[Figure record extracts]
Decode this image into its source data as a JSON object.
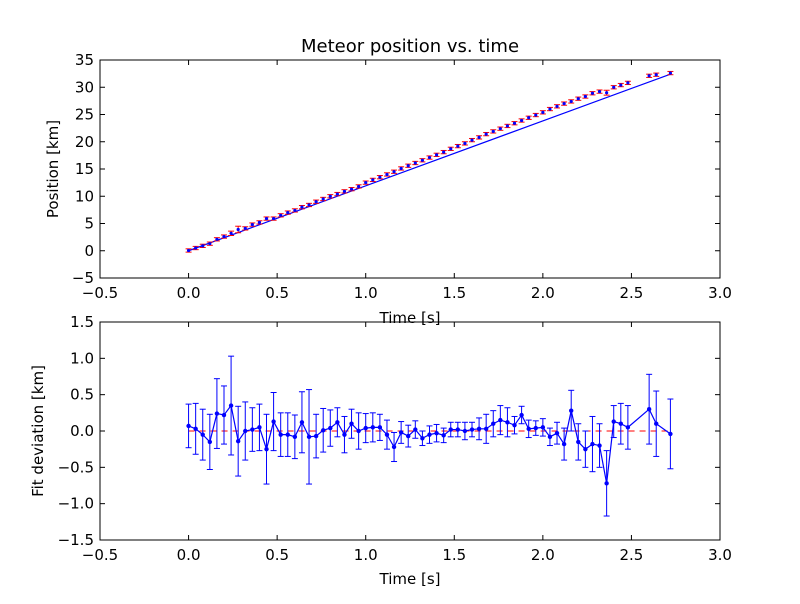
{
  "chart_data": [
    {
      "type": "scatter",
      "title": "Meteor position vs. time",
      "xlabel": "Time [s]",
      "ylabel": "Position [km]",
      "xlim": [
        -0.5,
        3.0
      ],
      "ylim": [
        -5,
        35
      ],
      "x_ticks": [
        "−0.5",
        "0.0",
        "0.5",
        "1.0",
        "1.5",
        "2.0",
        "2.5",
        "3.0"
      ],
      "y_ticks": [
        "−5",
        "0",
        "5",
        "10",
        "15",
        "20",
        "25",
        "30",
        "35"
      ],
      "grid": false,
      "legend": "none",
      "fit_line": {
        "x": [
          0.0,
          2.72
        ],
        "y": [
          0.0,
          32.4
        ],
        "color": "#0000ff"
      },
      "series": [
        {
          "color": "#ff0000",
          "marker_color": "#0000ff",
          "x": [
            0.0,
            0.04,
            0.08,
            0.12,
            0.16,
            0.2,
            0.24,
            0.28,
            0.32,
            0.36,
            0.4,
            0.44,
            0.48,
            0.52,
            0.56,
            0.6,
            0.64,
            0.68,
            0.72,
            0.76,
            0.8,
            0.84,
            0.88,
            0.92,
            0.96,
            1.0,
            1.04,
            1.08,
            1.12,
            1.16,
            1.2,
            1.24,
            1.28,
            1.32,
            1.36,
            1.4,
            1.44,
            1.48,
            1.52,
            1.56,
            1.6,
            1.64,
            1.68,
            1.72,
            1.76,
            1.8,
            1.84,
            1.88,
            1.92,
            1.96,
            2.0,
            2.04,
            2.08,
            2.12,
            2.16,
            2.2,
            2.24,
            2.28,
            2.32,
            2.36,
            2.4,
            2.44,
            2.48,
            2.6,
            2.64,
            2.72
          ],
          "y": [
            0.05,
            0.5,
            0.9,
            1.3,
            2.1,
            2.6,
            3.2,
            3.9,
            4.1,
            4.8,
            5.2,
            5.9,
            5.9,
            6.5,
            7.0,
            7.4,
            8.0,
            8.4,
            9.0,
            9.5,
            10.0,
            10.4,
            10.9,
            11.3,
            11.8,
            12.5,
            13.0,
            13.5,
            14.0,
            14.5,
            15.1,
            15.6,
            16.1,
            16.6,
            17.1,
            17.6,
            18.1,
            18.7,
            19.2,
            19.7,
            20.3,
            20.8,
            21.4,
            21.9,
            22.4,
            22.9,
            23.4,
            23.9,
            24.4,
            24.9,
            25.4,
            26.0,
            26.5,
            27.0,
            27.4,
            27.9,
            28.3,
            28.9,
            29.2,
            29.0,
            30.0,
            30.4,
            30.8,
            32.1,
            32.3,
            32.6
          ],
          "yerr": [
            0.3,
            0.3,
            0.3,
            0.3,
            0.3,
            0.3,
            0.4,
            0.6,
            0.3,
            0.3,
            0.3,
            0.3,
            0.3,
            0.3,
            0.3,
            0.3,
            0.3,
            0.3,
            0.3,
            0.3,
            0.3,
            0.3,
            0.3,
            0.3,
            0.3,
            0.3,
            0.3,
            0.3,
            0.3,
            0.3,
            0.3,
            0.3,
            0.3,
            0.3,
            0.3,
            0.3,
            0.3,
            0.3,
            0.3,
            0.3,
            0.3,
            0.3,
            0.3,
            0.3,
            0.3,
            0.3,
            0.3,
            0.3,
            0.3,
            0.3,
            0.3,
            0.3,
            0.3,
            0.3,
            0.3,
            0.3,
            0.3,
            0.3,
            0.3,
            0.45,
            0.3,
            0.3,
            0.3,
            0.3,
            0.3,
            0.3
          ]
        }
      ]
    },
    {
      "type": "line",
      "title": "",
      "xlabel": "Time [s]",
      "ylabel": "Fit deviation [km]",
      "xlim": [
        -0.5,
        3.0
      ],
      "ylim": [
        -1.5,
        1.5
      ],
      "x_ticks": [
        "−0.5",
        "0.0",
        "0.5",
        "1.0",
        "1.5",
        "2.0",
        "2.5",
        "3.0"
      ],
      "y_ticks": [
        "−1.5",
        "−1.0",
        "−0.5",
        "0.0",
        "0.5",
        "1.0",
        "1.5"
      ],
      "grid": false,
      "legend": "none",
      "zero_line": {
        "y": 0.0,
        "color": "#ff0000",
        "style": "dashed"
      },
      "series": [
        {
          "color": "#0000ff",
          "x": [
            0.0,
            0.04,
            0.08,
            0.12,
            0.16,
            0.2,
            0.24,
            0.28,
            0.32,
            0.36,
            0.4,
            0.44,
            0.48,
            0.52,
            0.56,
            0.6,
            0.64,
            0.68,
            0.72,
            0.76,
            0.8,
            0.84,
            0.88,
            0.92,
            0.96,
            1.0,
            1.04,
            1.08,
            1.12,
            1.16,
            1.2,
            1.24,
            1.28,
            1.32,
            1.36,
            1.4,
            1.44,
            1.48,
            1.52,
            1.56,
            1.6,
            1.64,
            1.68,
            1.72,
            1.76,
            1.8,
            1.84,
            1.88,
            1.92,
            1.96,
            2.0,
            2.04,
            2.08,
            2.12,
            2.16,
            2.2,
            2.24,
            2.28,
            2.32,
            2.36,
            2.4,
            2.44,
            2.48,
            2.6,
            2.64,
            2.72
          ],
          "y": [
            0.07,
            0.03,
            -0.05,
            -0.15,
            0.24,
            0.22,
            0.35,
            -0.14,
            0.0,
            0.02,
            0.05,
            -0.25,
            0.13,
            -0.05,
            -0.05,
            -0.08,
            0.12,
            -0.08,
            -0.07,
            0.01,
            0.04,
            0.12,
            -0.05,
            0.1,
            -0.0,
            0.04,
            0.05,
            0.05,
            -0.05,
            -0.22,
            -0.02,
            -0.07,
            0.02,
            -0.1,
            -0.05,
            -0.03,
            -0.06,
            0.02,
            0.02,
            0.0,
            0.02,
            0.03,
            0.03,
            0.1,
            0.15,
            0.12,
            0.08,
            0.22,
            0.03,
            0.04,
            0.05,
            -0.08,
            -0.03,
            -0.18,
            0.28,
            -0.15,
            -0.25,
            -0.18,
            -0.2,
            -0.72,
            0.13,
            0.1,
            0.05,
            0.3,
            0.1,
            -0.04
          ],
          "yerr": [
            0.3,
            0.35,
            0.35,
            0.38,
            0.48,
            0.4,
            0.68,
            0.48,
            0.4,
            0.3,
            0.32,
            0.48,
            0.4,
            0.3,
            0.3,
            0.3,
            0.42,
            0.65,
            0.3,
            0.3,
            0.25,
            0.2,
            0.25,
            0.2,
            0.25,
            0.2,
            0.2,
            0.18,
            0.2,
            0.2,
            0.15,
            0.15,
            0.12,
            0.1,
            0.12,
            0.12,
            0.1,
            0.1,
            0.1,
            0.12,
            0.1,
            0.15,
            0.2,
            0.18,
            0.2,
            0.2,
            0.12,
            0.12,
            0.12,
            0.1,
            0.12,
            0.12,
            0.15,
            0.22,
            0.28,
            0.25,
            0.25,
            0.38,
            0.3,
            0.45,
            0.22,
            0.28,
            0.3,
            0.48,
            0.45,
            0.48
          ]
        }
      ]
    }
  ]
}
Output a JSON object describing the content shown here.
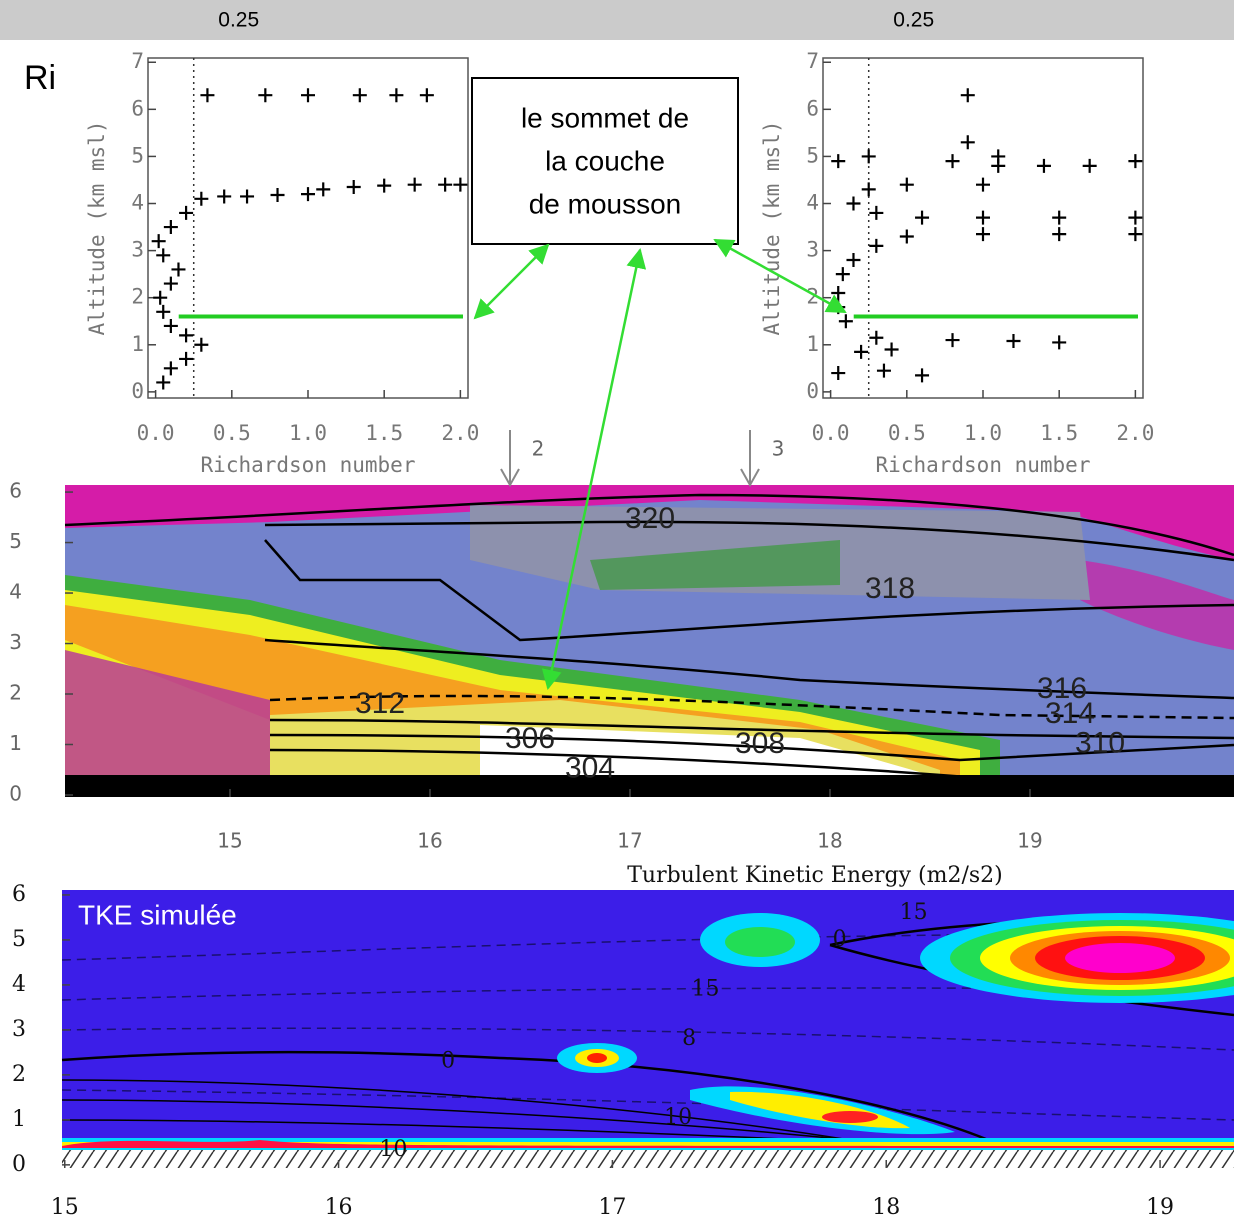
{
  "chart_data": [
    {
      "type": "scatter",
      "label": "Ri",
      "xlabel": "Richardson number",
      "ylabel": "Altitude (km msl)",
      "xlim": [
        -0.05,
        2.05
      ],
      "ylim": [
        -0.13,
        7.09
      ],
      "xticks": [
        {
          "value": 0,
          "label": "0.0"
        },
        {
          "value": 0.5,
          "label": "0.5"
        },
        {
          "value": 1,
          "label": "1.0"
        },
        {
          "value": 1.5,
          "label": "1.5"
        },
        {
          "value": 2,
          "label": "2.0"
        }
      ],
      "yticks": [
        0,
        1,
        2,
        3,
        4,
        5,
        6,
        7
      ],
      "ref_line": {
        "value": 0.25,
        "label": "0.25"
      },
      "highlight_altitude": 1.6,
      "highlight_color": "#22cc22",
      "x": [
        0.34,
        0.72,
        1.0,
        1.34,
        1.58,
        1.78,
        0.05,
        0.1,
        0.2,
        0.3,
        0.2,
        0.1,
        0.05,
        0.03,
        0.1,
        0.15,
        0.05,
        0.02,
        0.1,
        0.2,
        0.3,
        0.45,
        0.6,
        0.8,
        1.0,
        1.1,
        1.3,
        1.5,
        1.7,
        1.9,
        2.0
      ],
      "y": [
        6.3,
        6.3,
        6.3,
        6.3,
        6.3,
        6.3,
        0.2,
        0.5,
        0.7,
        1.0,
        1.2,
        1.4,
        1.7,
        2.0,
        2.3,
        2.6,
        2.9,
        3.2,
        3.5,
        3.8,
        4.1,
        4.15,
        4.15,
        4.18,
        4.2,
        4.3,
        4.35,
        4.38,
        4.4,
        4.4,
        4.4
      ]
    },
    {
      "type": "scatter",
      "xlabel": "Richardson number",
      "ylabel": "Altitude (km msl)",
      "xlim": [
        -0.05,
        2.05
      ],
      "ylim": [
        -0.13,
        7.09
      ],
      "xticks": [
        {
          "value": 0,
          "label": "0.0"
        },
        {
          "value": 0.5,
          "label": "0.5"
        },
        {
          "value": 1,
          "label": "1.0"
        },
        {
          "value": 1.5,
          "label": "1.5"
        },
        {
          "value": 2,
          "label": "2.0"
        }
      ],
      "yticks": [
        0,
        1,
        2,
        3,
        4,
        5,
        6,
        7
      ],
      "ref_line": {
        "value": 0.25,
        "label": "0.25"
      },
      "highlight_altitude": 1.6,
      "highlight_color": "#22cc22",
      "x": [
        0.9,
        0.05,
        0.25,
        0.8,
        0.9,
        1.1,
        1.1,
        1.4,
        1.7,
        2.0,
        1.0,
        0.5,
        0.25,
        0.15,
        0.3,
        0.6,
        1.0,
        1.5,
        2.0,
        0.5,
        1.0,
        1.5,
        2.0,
        0.3,
        0.15,
        0.08,
        0.05,
        0.05,
        0.1,
        0.3,
        0.8,
        1.2,
        1.5,
        0.4,
        0.2,
        0.05,
        0.35,
        0.6
      ],
      "y": [
        6.3,
        4.9,
        5.0,
        4.9,
        5.3,
        5.0,
        4.8,
        4.8,
        4.8,
        4.9,
        4.4,
        4.4,
        4.3,
        4.0,
        3.8,
        3.7,
        3.7,
        3.7,
        3.7,
        3.3,
        3.35,
        3.35,
        3.35,
        3.1,
        2.8,
        2.5,
        2.1,
        1.8,
        1.5,
        1.15,
        1.1,
        1.08,
        1.05,
        0.9,
        0.85,
        0.4,
        0.45,
        0.35
      ]
    },
    {
      "type": "heatmap",
      "xlim": [
        14.175,
        20.02
      ],
      "ylim": [
        -0.04,
        6.14
      ],
      "xticks": [
        15,
        16,
        17,
        18,
        19
      ],
      "yticks": [
        0,
        1,
        2,
        3,
        4,
        5,
        6
      ],
      "events": [
        {
          "x": 16.4,
          "label": "2"
        },
        {
          "x": 17.6,
          "label": "3"
        }
      ],
      "contour_labels": [
        {
          "x": 17.1,
          "y": 5.45,
          "label": "320"
        },
        {
          "x": 18.3,
          "y": 4.06,
          "label": "318"
        },
        {
          "x": 19.16,
          "y": 2.08,
          "label": "316"
        },
        {
          "x": 19.2,
          "y": 1.58,
          "label": "314"
        },
        {
          "x": 19.35,
          "y": 1.0,
          "label": "310"
        },
        {
          "x": 15.75,
          "y": 1.78,
          "label": "312"
        },
        {
          "x": 16.5,
          "y": 1.09,
          "label": "306"
        },
        {
          "x": 17.65,
          "y": 0.99,
          "label": "308"
        },
        {
          "x": 16.8,
          "y": 0.5,
          "label": "304"
        }
      ]
    },
    {
      "type": "contour",
      "title": "Turbulent Kinetic Energy (m2/s2)",
      "label": "TKE simulée",
      "xlim": [
        14.99,
        19.27
      ],
      "ylim": [
        -0.07,
        6.11
      ],
      "xticks": [
        15,
        16,
        17,
        18,
        19
      ],
      "yticks": [
        0,
        1,
        2,
        3,
        4,
        5,
        6
      ],
      "contour_labels": [
        {
          "x": 18.1,
          "y": 5.6,
          "label": "15"
        },
        {
          "x": 17.83,
          "y": 5.0,
          "label": "0"
        },
        {
          "x": 17.34,
          "y": 3.9,
          "label": "15"
        },
        {
          "x": 17.28,
          "y": 2.8,
          "label": "8"
        },
        {
          "x": 16.4,
          "y": 2.3,
          "label": "0"
        },
        {
          "x": 17.24,
          "y": 1.04,
          "label": "10"
        },
        {
          "x": 16.2,
          "y": 0.33,
          "label": "10"
        }
      ]
    }
  ],
  "callout": {
    "lines": [
      "le sommet de",
      "la couche",
      "de mousson"
    ]
  }
}
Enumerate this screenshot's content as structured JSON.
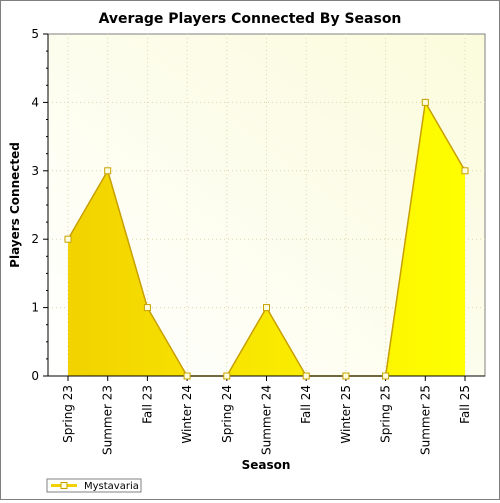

WRITTEN EXERCISE:
Among the lines above, count those containing the word "object" and give nothing but the result.

FULL RESPONSE:
2